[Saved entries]

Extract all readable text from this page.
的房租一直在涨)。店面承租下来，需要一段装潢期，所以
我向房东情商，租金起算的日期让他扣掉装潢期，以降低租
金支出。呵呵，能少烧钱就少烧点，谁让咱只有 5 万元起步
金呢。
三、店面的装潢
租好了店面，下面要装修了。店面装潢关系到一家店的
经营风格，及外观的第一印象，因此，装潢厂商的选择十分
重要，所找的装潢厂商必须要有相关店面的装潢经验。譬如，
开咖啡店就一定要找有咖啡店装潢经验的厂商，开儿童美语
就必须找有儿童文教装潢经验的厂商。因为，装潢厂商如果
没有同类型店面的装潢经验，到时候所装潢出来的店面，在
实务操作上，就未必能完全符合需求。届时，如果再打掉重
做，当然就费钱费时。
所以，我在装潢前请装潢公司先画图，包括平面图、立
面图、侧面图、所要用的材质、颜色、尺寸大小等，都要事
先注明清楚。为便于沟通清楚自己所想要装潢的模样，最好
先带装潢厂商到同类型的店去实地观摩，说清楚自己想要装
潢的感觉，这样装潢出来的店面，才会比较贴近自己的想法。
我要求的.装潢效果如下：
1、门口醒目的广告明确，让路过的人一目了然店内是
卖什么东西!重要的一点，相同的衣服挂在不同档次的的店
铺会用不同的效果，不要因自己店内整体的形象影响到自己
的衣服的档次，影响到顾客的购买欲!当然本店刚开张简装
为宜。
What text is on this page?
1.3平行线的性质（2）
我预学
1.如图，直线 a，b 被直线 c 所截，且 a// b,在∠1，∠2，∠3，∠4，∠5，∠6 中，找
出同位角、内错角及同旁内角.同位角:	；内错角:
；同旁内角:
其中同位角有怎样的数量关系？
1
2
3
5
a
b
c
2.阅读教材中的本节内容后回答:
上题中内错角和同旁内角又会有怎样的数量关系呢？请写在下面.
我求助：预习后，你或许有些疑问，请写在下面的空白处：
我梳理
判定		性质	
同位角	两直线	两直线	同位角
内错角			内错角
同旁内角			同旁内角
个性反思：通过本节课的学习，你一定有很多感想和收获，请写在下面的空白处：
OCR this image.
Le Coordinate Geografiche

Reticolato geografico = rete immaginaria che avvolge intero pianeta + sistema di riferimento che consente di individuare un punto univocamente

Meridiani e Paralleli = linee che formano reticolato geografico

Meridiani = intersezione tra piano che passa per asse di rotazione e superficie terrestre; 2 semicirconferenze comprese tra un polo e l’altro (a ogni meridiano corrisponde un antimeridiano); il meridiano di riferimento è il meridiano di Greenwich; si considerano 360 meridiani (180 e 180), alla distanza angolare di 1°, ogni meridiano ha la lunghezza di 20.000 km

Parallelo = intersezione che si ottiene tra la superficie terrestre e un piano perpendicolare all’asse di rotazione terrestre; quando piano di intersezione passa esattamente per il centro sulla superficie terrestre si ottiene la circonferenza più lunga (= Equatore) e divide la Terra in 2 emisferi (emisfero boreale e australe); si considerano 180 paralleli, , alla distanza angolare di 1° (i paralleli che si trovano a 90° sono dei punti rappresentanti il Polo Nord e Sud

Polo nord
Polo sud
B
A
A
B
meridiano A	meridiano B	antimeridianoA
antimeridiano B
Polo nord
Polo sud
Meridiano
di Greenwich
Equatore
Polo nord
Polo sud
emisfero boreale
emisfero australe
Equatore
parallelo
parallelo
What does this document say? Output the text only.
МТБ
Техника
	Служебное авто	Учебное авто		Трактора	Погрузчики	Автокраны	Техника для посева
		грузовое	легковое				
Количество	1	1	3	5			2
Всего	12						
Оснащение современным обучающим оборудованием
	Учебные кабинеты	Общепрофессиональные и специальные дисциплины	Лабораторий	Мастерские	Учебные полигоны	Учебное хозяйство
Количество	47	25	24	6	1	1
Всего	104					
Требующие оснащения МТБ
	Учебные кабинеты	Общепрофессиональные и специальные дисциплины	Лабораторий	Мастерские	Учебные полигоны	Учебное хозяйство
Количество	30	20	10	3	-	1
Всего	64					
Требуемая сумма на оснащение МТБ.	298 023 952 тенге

* [Task to complete]: Make an exact copy of the records.

* [The solution]:
Extract all readable text from this page.
的房租一直在涨)。店面承租下来，需要一段装潢期，所以
我向房东情商，租金起算的日期让他扣掉装潢期，以降低租
金支出。呵呵，能少烧钱就少烧点，谁让咱只有 5 万元起步
金呢。
三、店面的装潢
租好了店面，下面要装修了。店面装潢关系到一家店的
经营风格，及外观的第一印象，因此，装潢厂商的选择十分
重要，所找的装潢厂商必须要有相关店面的装潢经验。譬如，
开咖啡店就一定要找有咖啡店装潢经验的厂商，开儿童美语
就必须找有儿童文教装潢经验的厂商。因为，装潢厂商如果
没有同类型店面的装潢经验，到时候所装潢出来的店面，在
实务操作上，就未必能完全符合需求。届时，如果再打掉重
做，当然就费钱费时。
所以，我在装潢前请装潢公司先画图，包括平面图、立
面图、侧面图、所要用的材质、颜色、尺寸大小等，都要事
先注明清楚。为便于沟通清楚自己所想要装潢的模样，最好
先带装潢厂商到同类型的店去实地观摩，说清楚自己想要装
潢的感觉，这样装潢出来的店面，才会比较贴近自己的想法。
我要求的.装潢效果如下：
1、门口醒目的广告明确，让路过的人一目了然店内是
卖什么东西!重要的一点，相同的衣服挂在不同档次的的店
铺会用不同的效果，不要因自己店内整体的形象影响到自己
的衣服的档次，影响到顾客的购买欲!当然本店刚开张简装
为宜。
What text is on this page?
1.3平行线的性质（2）
我预学
1.如图，直线 a，b 被直线 c 所截，且 a// b,在∠1，∠2，∠3，∠4，∠5，∠6 中，找
出同位角、内错角及同旁内角.同位角:	；内错角:
；同旁内角:
其中同位角有怎样的数量关系？
1
2
3
5
a
b
c
2.阅读教材中的本节内容后回答:
上题中内错角和同旁内角又会有怎样的数量关系呢？请写在下面.
我求助：预习后，你或许有些疑问，请写在下面的空白处：
我梳理
判定		性质	
同位角	两直线	两直线	同位角
内错角			内错角
同旁内角			同旁内角
个性反思：通过本节课的学习，你一定有很多感想和收获，请写在下面的空白处：
OCR this image.
Le Coordinate Geografiche

Reticolato geografico = rete immaginaria che avvolge intero pianeta + sistema di riferimento che consente di individuare un punto univocamente

Meridiani e Paralleli = linee che formano reticolato geografico

Meridiani = intersezione tra piano che passa per asse di rotazione e superficie terrestre; 2 semicirconferenze comprese tra un polo e l’altro (a ogni meridiano corrisponde un antimeridiano); il meridiano di riferimento è il meridiano di Greenwich; si considerano 360 meridiani (180 e 180), alla distanza angolare di 1°, ogni meridiano ha la lunghezza di 20.000 km

Parallelo = intersezione che si ottiene tra la superficie terrestre e un piano perpendicolare all’asse di rotazione terrestre; quando piano di intersezione passa esattamente per il centro sulla superficie terrestre si ottiene la circonferenza più lunga (= Equatore) e divide la Terra in 2 emisferi (emisfero boreale e australe); si considerano 180 paralleli, , alla distanza angolare di 1° (i paralleli che si trovano a 90° sono dei punti rappresentanti il Polo Nord e Sud

Polo nord
Polo sud
B
A
A
B
meridiano A	meridiano B	antimeridianoA
antimeridiano B
Polo nord
Polo sud
Meridiano
di Greenwich
Equatore
Polo nord
Polo sud
emisfero boreale
emisfero australe
Equatore
parallelo
parallelo
What does this document say? Output the text only.
МТБ
Техника
	Служебное авто	Учебное авто		Трактора	Погрузчики	Автокраны	Техника для посева
		грузовое	легковое				
Количество	1	1	3	5			2
Всего	12						
Оснащение современным обучающим оборудованием
	Учебные кабинеты	Общепрофессиональные и специальные дисциплины	Лабораторий	Мастерские	Учебные полигоны	Учебное хозяйство
Количество	47	25	24	6	1	1
Всего	104					
Требующие оснащения МТБ
	Учебные кабинеты	Общепрофессиональные и специальные дисциплины	Лабораторий	Мастерские	Учебные полигоны	Учебное хозяйство
Количество	30	20	10	3	-	1
Всего	64					
Требуемая сумма на оснащение МТБ.	298 023 952 тенге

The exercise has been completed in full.